> **THE REQUEST**: Copy each line below that contains "DINA".
━━━━━━━━━━━━━━━━
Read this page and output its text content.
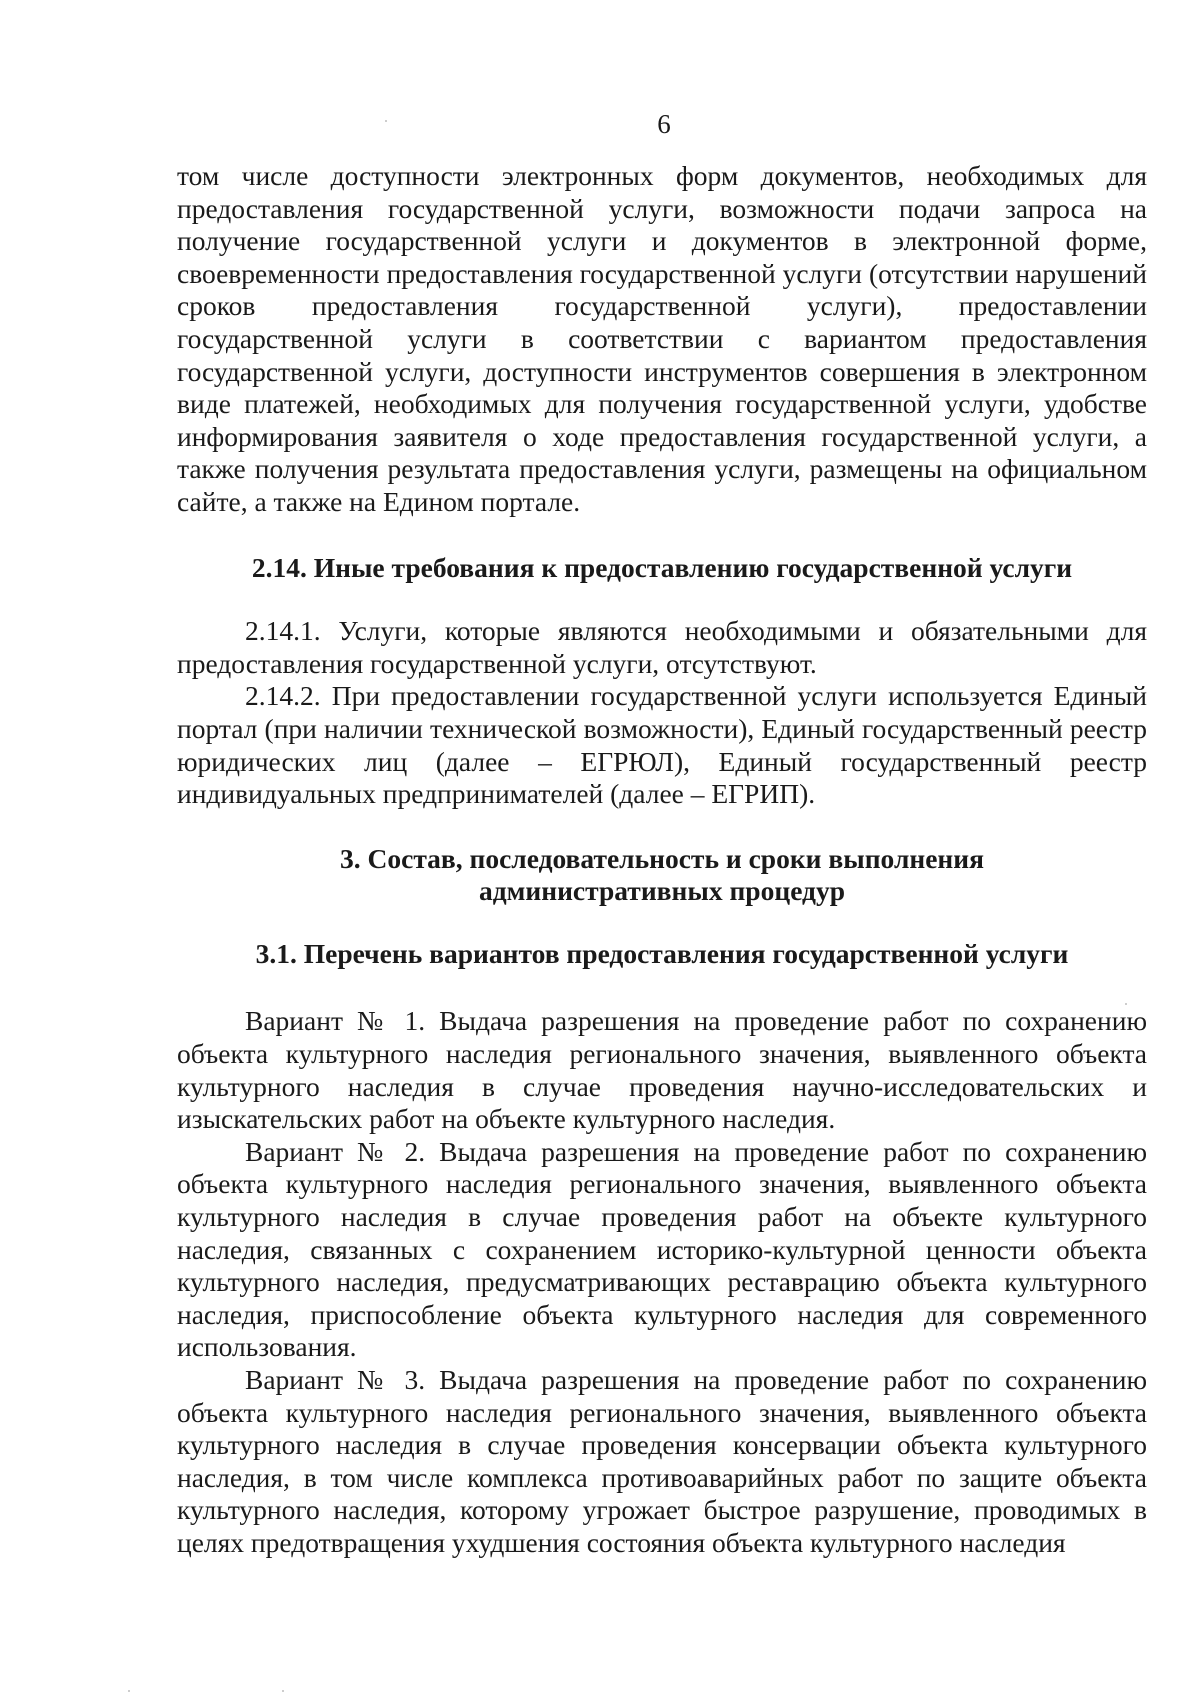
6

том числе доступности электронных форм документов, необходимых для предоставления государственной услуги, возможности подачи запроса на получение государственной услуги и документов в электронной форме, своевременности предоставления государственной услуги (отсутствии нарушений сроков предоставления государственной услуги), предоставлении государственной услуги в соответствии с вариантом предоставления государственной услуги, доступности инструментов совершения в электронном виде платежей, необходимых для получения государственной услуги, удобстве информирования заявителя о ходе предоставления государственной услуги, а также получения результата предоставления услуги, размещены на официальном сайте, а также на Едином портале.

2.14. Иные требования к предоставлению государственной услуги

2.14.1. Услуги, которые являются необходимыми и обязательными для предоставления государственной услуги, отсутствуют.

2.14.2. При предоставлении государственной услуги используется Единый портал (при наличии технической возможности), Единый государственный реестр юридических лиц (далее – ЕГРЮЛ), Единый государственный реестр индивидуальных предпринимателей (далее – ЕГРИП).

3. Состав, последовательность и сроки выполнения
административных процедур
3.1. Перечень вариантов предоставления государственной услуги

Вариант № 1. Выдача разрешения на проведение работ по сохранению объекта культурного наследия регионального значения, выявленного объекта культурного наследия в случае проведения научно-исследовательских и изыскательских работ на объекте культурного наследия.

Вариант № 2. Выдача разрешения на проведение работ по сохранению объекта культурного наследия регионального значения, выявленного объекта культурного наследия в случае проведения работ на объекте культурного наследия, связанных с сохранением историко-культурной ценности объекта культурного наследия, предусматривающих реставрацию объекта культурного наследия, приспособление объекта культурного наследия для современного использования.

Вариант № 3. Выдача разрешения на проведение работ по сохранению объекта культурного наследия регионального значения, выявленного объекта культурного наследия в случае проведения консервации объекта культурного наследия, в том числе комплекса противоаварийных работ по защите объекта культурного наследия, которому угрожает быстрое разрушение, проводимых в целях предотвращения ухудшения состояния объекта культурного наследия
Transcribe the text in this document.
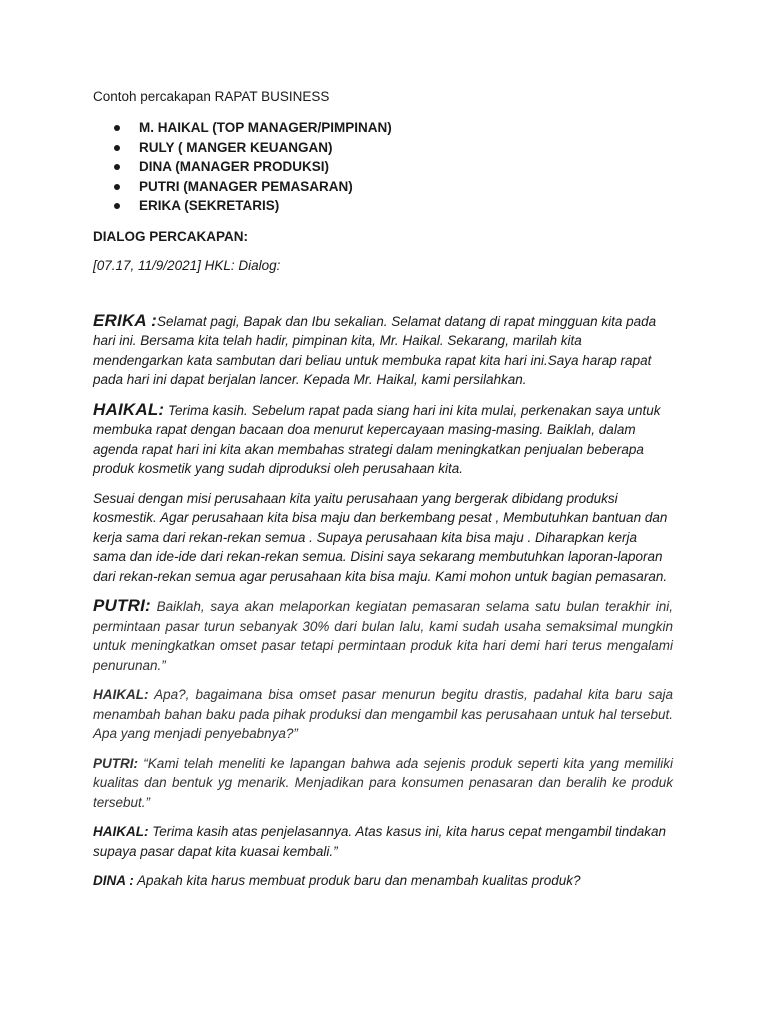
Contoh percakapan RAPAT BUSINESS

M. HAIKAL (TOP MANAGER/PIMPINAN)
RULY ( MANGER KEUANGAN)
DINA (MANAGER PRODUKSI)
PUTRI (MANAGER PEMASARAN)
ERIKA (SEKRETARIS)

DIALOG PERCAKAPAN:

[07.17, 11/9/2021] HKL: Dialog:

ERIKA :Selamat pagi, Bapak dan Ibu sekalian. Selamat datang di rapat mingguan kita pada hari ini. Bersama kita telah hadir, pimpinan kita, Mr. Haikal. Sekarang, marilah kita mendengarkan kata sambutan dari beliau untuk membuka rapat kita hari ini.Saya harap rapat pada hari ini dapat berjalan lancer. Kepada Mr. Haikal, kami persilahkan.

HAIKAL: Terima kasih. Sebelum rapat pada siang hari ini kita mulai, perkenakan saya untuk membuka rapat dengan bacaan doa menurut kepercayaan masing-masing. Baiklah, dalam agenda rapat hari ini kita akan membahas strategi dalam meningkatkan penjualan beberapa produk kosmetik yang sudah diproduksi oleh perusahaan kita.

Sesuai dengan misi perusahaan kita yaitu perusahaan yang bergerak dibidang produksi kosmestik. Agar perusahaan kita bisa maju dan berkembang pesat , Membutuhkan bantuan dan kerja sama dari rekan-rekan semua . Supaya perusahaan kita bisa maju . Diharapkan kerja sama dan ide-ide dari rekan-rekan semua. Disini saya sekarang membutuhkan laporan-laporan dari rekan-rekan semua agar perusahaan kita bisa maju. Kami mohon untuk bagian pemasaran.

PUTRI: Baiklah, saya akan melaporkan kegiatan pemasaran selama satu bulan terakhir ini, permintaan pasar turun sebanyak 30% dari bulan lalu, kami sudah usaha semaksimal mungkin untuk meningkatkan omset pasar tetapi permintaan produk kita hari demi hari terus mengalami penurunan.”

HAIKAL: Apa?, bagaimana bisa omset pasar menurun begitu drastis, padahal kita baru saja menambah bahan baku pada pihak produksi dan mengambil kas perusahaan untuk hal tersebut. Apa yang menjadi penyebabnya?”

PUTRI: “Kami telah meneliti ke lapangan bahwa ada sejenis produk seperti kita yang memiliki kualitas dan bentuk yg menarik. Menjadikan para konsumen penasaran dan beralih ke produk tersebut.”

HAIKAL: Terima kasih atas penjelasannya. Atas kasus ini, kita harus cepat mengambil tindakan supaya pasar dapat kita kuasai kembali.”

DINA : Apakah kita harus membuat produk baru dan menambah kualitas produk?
━━━━━━━━━━━━━━━━
> **ANSWER BELOW**:
DINA (MANAGER PRODUKSI)
DINA : Apakah kita harus membuat produk baru dan menambah kualitas produk?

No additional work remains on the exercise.